> WRITTEN EXERCISE: Rewrite every line of the records below with "graticule" changed to "grid-lines" and everything else unchanged, omitting the pictures.
— START OF WORKING DATA —
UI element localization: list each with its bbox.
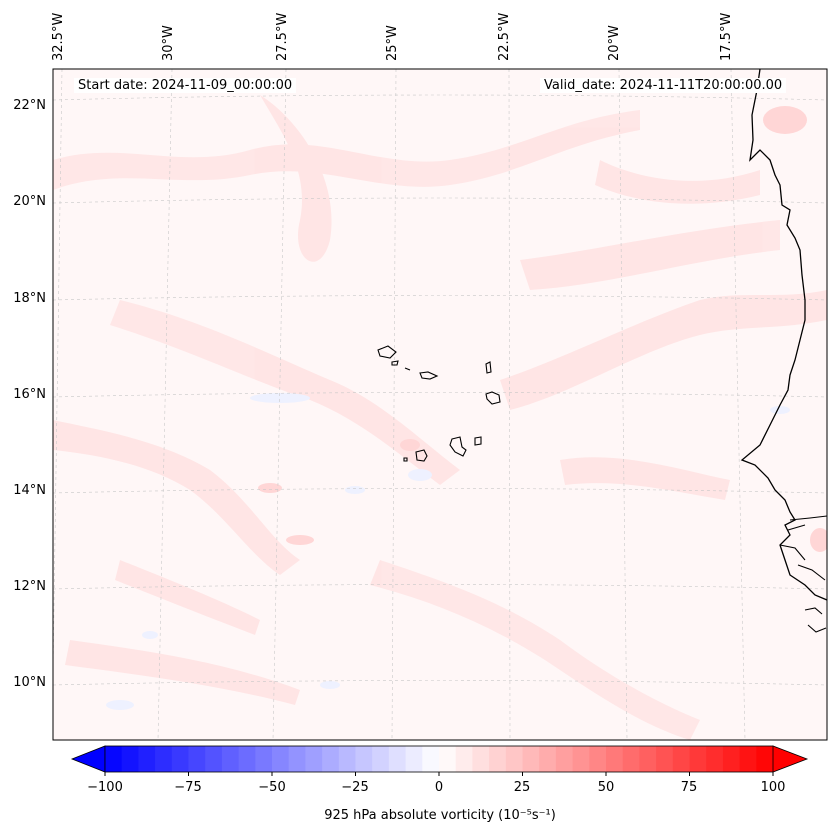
map-frame xyxy=(52,68,828,741)
colorbar-step xyxy=(171,746,189,772)
colorbar-step xyxy=(272,746,290,772)
colorbar-step xyxy=(639,746,657,772)
colorbar-step xyxy=(489,746,507,772)
start-date-label: Start date: 2024-11-09_00:00:00 xyxy=(74,78,297,93)
colorbar-step xyxy=(472,746,490,772)
colorbar-step xyxy=(455,746,473,772)
colorbar-ticks xyxy=(104,772,774,776)
lat-label-16n: 16°N xyxy=(13,387,46,402)
colorbar-step xyxy=(572,746,590,772)
lat-label-14n: 14°N xyxy=(13,483,46,498)
colorbar-step xyxy=(689,746,707,772)
colorbar-tick-label: 50 xyxy=(597,780,615,795)
colorbar-step xyxy=(372,746,390,772)
colorbar-step xyxy=(105,746,123,772)
lat-label-12n: 12°N xyxy=(13,579,46,594)
lat-label-10n: 10°N xyxy=(13,675,46,690)
lat-label-18n: 18°N xyxy=(13,291,46,306)
colorbar-step xyxy=(121,746,139,772)
colorbar-tick-label: 75 xyxy=(680,780,698,795)
colorbar-step xyxy=(656,746,674,772)
colorbar-step xyxy=(405,746,423,772)
vorticity-local-maxima xyxy=(258,106,827,552)
colorbar-step xyxy=(589,746,607,772)
colorbar-step xyxy=(355,746,373,772)
lat-label-20n: 20°N xyxy=(13,194,46,209)
colorbar-step xyxy=(606,746,624,772)
africa-coastline xyxy=(740,69,827,601)
colorbar-step xyxy=(622,746,640,772)
colorbar-step xyxy=(722,746,741,772)
graticule xyxy=(53,69,827,740)
vorticity-positive-bands xyxy=(53,95,827,740)
lat-label-22n: 22°N xyxy=(13,98,46,113)
colorbar-tick-label: 25 xyxy=(513,780,531,795)
colorbar-step xyxy=(155,746,173,772)
colorbar-step xyxy=(439,746,457,772)
colorbar-tick-label: 100 xyxy=(760,780,786,795)
colorbar-step xyxy=(539,746,557,772)
cape-verde-south-islands xyxy=(403,436,482,462)
colorbar-step xyxy=(288,746,306,772)
cape-verde-north-islands xyxy=(377,345,501,405)
colorbar-step xyxy=(238,746,256,772)
colorbar-step xyxy=(221,746,240,772)
colorbar-step xyxy=(138,746,156,772)
colorbar-extend-min xyxy=(70,745,106,773)
senegal-gambia-coast xyxy=(779,515,827,633)
colorbar-step xyxy=(522,746,540,772)
colorbar-tick-label: −25 xyxy=(341,780,369,795)
colorbar-steps xyxy=(105,746,774,772)
vorticity-negative-patches xyxy=(106,393,790,710)
colorbar-tick-label: 0 xyxy=(434,780,444,795)
colorbar-step xyxy=(555,746,574,772)
colorbar-step xyxy=(739,746,757,772)
colorbar-step xyxy=(505,746,523,772)
colorbar-step xyxy=(422,746,440,772)
colorbar-step xyxy=(672,746,690,772)
colorbar-tick-label: −75 xyxy=(174,780,202,795)
colorbar-step xyxy=(305,746,323,772)
colorbar-step xyxy=(706,746,724,772)
colorbar-tick-label: −50 xyxy=(258,780,286,795)
colorbar-step xyxy=(188,746,206,772)
colorbar-step xyxy=(255,746,273,772)
colorbar-title: 925 hPa absolute vorticity (10⁻⁵s⁻¹) xyxy=(324,808,556,823)
colorbar-step xyxy=(338,746,356,772)
colorbar-extend-max xyxy=(772,745,809,773)
colorbar xyxy=(70,745,809,776)
valid-date-label: Valid_date: 2024-11-11T20:00:00.00 xyxy=(540,78,787,93)
colorbar-tick-label: −100 xyxy=(87,780,123,795)
colorbar-step xyxy=(205,746,223,772)
map-content xyxy=(53,69,827,740)
colorbar-step xyxy=(756,746,774,772)
colorbar-step xyxy=(388,746,407,772)
colorbar-step xyxy=(322,746,340,772)
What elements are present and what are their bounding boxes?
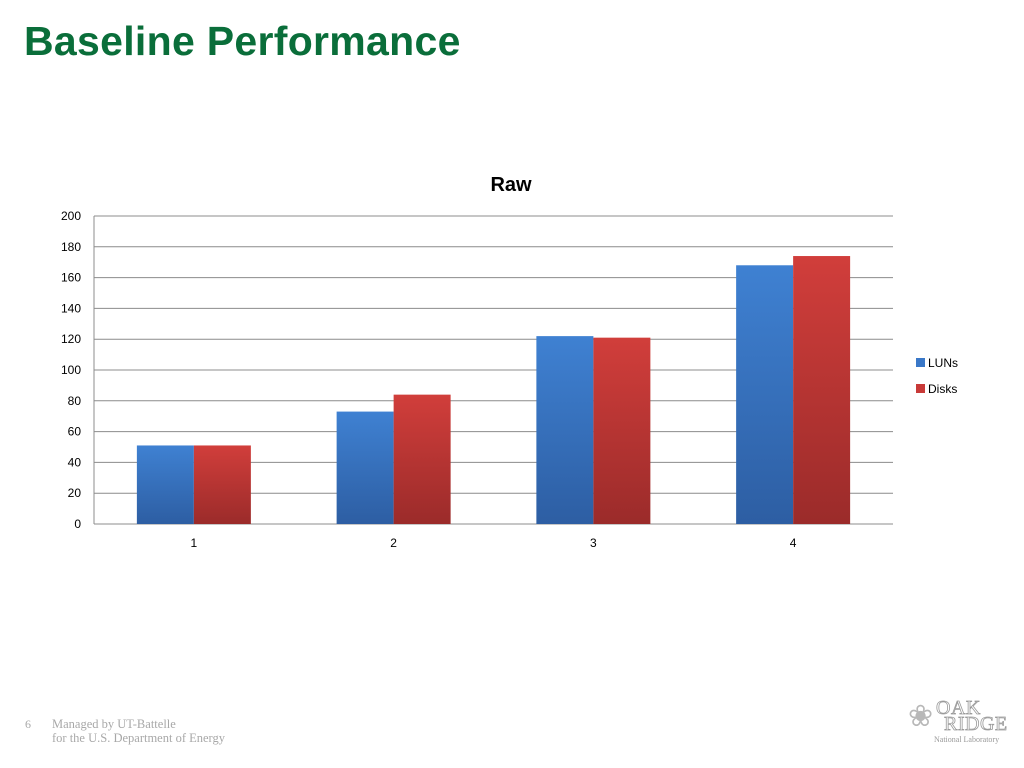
— END OF WORKING DATA —
> CORRECT RESULT:
UI element localization: list each with its bbox.
map-frame xyxy=(52,68,828,741)
colorbar-step xyxy=(171,746,189,772)
colorbar-step xyxy=(272,746,290,772)
colorbar-step xyxy=(639,746,657,772)
colorbar-step xyxy=(489,746,507,772)
start-date-label: Start date: 2024-11-09_00:00:00 xyxy=(74,78,297,93)
colorbar-step xyxy=(472,746,490,772)
colorbar-step xyxy=(455,746,473,772)
colorbar-ticks xyxy=(104,772,774,776)
lat-label-16n: 16°N xyxy=(13,387,46,402)
colorbar-step xyxy=(572,746,590,772)
lat-label-14n: 14°N xyxy=(13,483,46,498)
colorbar-step xyxy=(689,746,707,772)
colorbar-tick-label: 50 xyxy=(597,780,615,795)
colorbar-step xyxy=(372,746,390,772)
colorbar-step xyxy=(105,746,123,772)
lat-label-12n: 12°N xyxy=(13,579,46,594)
lat-label-10n: 10°N xyxy=(13,675,46,690)
lat-label-18n: 18°N xyxy=(13,291,46,306)
colorbar-step xyxy=(121,746,139,772)
colorbar-tick-label: 75 xyxy=(680,780,698,795)
colorbar-step xyxy=(656,746,674,772)
colorbar-step xyxy=(405,746,423,772)
vorticity-local-maxima xyxy=(258,106,827,552)
colorbar-step xyxy=(589,746,607,772)
colorbar-step xyxy=(355,746,373,772)
lat-label-20n: 20°N xyxy=(13,194,46,209)
colorbar-step xyxy=(606,746,624,772)
africa-coastline xyxy=(740,69,827,601)
colorbar-step xyxy=(622,746,640,772)
colorbar-step xyxy=(722,746,741,772)
grid-lines xyxy=(53,69,827,740)
vorticity-positive-bands xyxy=(53,95,827,740)
lat-label-22n: 22°N xyxy=(13,98,46,113)
colorbar-tick-label: 25 xyxy=(513,780,531,795)
colorbar-step xyxy=(155,746,173,772)
colorbar-step xyxy=(439,746,457,772)
colorbar-tick-label: 100 xyxy=(760,780,786,795)
colorbar-step xyxy=(539,746,557,772)
cape-verde-south-islands xyxy=(403,436,482,462)
colorbar-step xyxy=(288,746,306,772)
cape-verde-north-islands xyxy=(377,345,501,405)
colorbar-step xyxy=(238,746,256,772)
colorbar-step xyxy=(221,746,240,772)
colorbar-step xyxy=(138,746,156,772)
colorbar-extend-min xyxy=(70,745,106,773)
senegal-gambia-coast xyxy=(779,515,827,633)
colorbar-step xyxy=(522,746,540,772)
colorbar-tick-label: −25 xyxy=(341,780,369,795)
colorbar-steps xyxy=(105,746,774,772)
vorticity-negative-patches xyxy=(106,393,790,710)
colorbar-tick-label: 0 xyxy=(434,780,444,795)
colorbar-step xyxy=(555,746,574,772)
colorbar-step xyxy=(739,746,757,772)
colorbar-step xyxy=(505,746,523,772)
colorbar-step xyxy=(422,746,440,772)
colorbar-step xyxy=(672,746,690,772)
colorbar-tick-label: −75 xyxy=(174,780,202,795)
colorbar-step xyxy=(305,746,323,772)
colorbar-step xyxy=(706,746,724,772)
colorbar-tick-label: −50 xyxy=(258,780,286,795)
colorbar-step xyxy=(188,746,206,772)
colorbar-step xyxy=(255,746,273,772)
colorbar-title: 925 hPa absolute vorticity (10⁻⁵s⁻¹) xyxy=(324,808,556,823)
colorbar-step xyxy=(338,746,356,772)
colorbar-extend-max xyxy=(772,745,809,773)
colorbar xyxy=(70,745,809,776)
valid-date-label: Valid_date: 2024-11-11T20:00:00.00 xyxy=(540,78,787,93)
colorbar-tick-label: −100 xyxy=(87,780,123,795)
colorbar-step xyxy=(205,746,223,772)
map-content xyxy=(53,69,827,740)
colorbar-step xyxy=(756,746,774,772)
colorbar-step xyxy=(388,746,407,772)
colorbar-step xyxy=(322,746,340,772)
What elements are present and what are their bounding boxes?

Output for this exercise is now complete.